((
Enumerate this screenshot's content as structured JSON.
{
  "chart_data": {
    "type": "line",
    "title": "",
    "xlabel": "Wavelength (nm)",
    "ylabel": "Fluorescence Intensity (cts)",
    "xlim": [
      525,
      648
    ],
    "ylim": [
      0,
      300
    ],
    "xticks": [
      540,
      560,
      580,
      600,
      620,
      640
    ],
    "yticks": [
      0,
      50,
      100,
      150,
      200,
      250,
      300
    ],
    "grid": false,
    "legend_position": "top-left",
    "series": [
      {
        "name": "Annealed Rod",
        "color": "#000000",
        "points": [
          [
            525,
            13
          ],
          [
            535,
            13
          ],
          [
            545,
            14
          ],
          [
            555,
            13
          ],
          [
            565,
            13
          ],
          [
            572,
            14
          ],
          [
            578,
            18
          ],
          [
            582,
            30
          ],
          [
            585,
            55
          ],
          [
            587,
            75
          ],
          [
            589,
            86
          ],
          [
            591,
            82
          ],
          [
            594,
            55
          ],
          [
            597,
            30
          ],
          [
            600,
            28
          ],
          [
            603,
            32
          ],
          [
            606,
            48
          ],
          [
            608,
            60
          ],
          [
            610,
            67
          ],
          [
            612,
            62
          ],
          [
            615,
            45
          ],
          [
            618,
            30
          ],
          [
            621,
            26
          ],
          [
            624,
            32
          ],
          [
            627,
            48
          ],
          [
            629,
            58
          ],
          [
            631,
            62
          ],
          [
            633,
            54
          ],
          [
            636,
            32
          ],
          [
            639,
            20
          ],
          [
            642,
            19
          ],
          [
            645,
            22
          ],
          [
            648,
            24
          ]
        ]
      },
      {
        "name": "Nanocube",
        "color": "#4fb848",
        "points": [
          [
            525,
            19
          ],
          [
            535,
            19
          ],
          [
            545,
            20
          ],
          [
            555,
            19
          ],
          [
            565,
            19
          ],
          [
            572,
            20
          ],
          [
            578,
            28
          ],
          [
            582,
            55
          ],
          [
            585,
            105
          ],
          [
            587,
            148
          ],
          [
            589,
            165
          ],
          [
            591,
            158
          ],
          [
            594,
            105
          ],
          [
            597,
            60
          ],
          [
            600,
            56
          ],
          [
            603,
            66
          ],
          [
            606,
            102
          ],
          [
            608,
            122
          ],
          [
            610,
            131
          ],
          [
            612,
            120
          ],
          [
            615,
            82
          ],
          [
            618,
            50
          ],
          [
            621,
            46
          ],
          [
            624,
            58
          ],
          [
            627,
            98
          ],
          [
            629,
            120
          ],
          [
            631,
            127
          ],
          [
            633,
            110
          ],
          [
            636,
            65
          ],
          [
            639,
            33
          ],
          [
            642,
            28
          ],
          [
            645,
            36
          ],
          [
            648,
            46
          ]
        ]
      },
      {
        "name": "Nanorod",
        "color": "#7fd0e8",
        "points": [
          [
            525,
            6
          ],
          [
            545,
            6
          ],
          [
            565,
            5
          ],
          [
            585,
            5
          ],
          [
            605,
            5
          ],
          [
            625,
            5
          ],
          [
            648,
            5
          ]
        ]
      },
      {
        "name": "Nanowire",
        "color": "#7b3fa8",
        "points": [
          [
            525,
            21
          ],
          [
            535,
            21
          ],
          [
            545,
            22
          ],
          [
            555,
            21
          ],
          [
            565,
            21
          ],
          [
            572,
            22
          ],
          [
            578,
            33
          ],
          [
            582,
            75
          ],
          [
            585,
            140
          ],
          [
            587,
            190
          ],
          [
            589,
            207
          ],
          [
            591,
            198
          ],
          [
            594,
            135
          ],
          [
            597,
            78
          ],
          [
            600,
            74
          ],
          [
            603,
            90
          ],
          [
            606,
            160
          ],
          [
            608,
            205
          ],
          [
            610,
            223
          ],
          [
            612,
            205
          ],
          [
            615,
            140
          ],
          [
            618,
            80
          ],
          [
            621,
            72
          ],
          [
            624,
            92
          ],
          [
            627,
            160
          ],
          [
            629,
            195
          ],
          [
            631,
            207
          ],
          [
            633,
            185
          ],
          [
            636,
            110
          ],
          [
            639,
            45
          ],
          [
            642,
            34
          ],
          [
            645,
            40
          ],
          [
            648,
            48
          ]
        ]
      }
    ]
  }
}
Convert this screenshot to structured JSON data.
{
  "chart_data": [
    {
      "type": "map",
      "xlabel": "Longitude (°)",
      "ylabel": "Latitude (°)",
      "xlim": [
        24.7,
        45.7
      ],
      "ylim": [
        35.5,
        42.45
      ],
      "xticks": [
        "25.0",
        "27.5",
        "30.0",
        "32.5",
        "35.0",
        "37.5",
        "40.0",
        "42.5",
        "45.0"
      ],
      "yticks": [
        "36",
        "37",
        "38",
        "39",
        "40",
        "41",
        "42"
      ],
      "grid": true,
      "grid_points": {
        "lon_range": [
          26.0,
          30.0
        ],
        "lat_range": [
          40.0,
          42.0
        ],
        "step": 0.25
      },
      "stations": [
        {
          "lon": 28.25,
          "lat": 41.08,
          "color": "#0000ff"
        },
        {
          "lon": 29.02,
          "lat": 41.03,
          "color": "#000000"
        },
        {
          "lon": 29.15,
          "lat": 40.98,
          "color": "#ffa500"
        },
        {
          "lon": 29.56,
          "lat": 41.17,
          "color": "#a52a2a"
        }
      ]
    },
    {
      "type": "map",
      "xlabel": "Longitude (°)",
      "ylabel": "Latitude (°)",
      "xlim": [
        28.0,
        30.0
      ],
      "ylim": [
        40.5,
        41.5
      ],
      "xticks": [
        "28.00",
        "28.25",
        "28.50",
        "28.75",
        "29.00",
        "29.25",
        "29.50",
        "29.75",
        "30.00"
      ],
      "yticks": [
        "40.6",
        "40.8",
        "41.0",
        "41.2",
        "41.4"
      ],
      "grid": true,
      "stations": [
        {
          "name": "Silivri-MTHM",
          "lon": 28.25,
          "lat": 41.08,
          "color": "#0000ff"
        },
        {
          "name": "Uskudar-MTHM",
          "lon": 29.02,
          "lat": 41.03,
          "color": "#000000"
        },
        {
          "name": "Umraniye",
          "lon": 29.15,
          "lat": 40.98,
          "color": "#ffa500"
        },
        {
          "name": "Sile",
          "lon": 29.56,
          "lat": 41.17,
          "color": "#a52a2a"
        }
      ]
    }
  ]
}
))
● **Task goal**
Display every line of the listing that contains the string "structured".

● **Task solution**
Enumerate this screenshot's content as structured JSON.
Convert this screenshot to structured JSON data.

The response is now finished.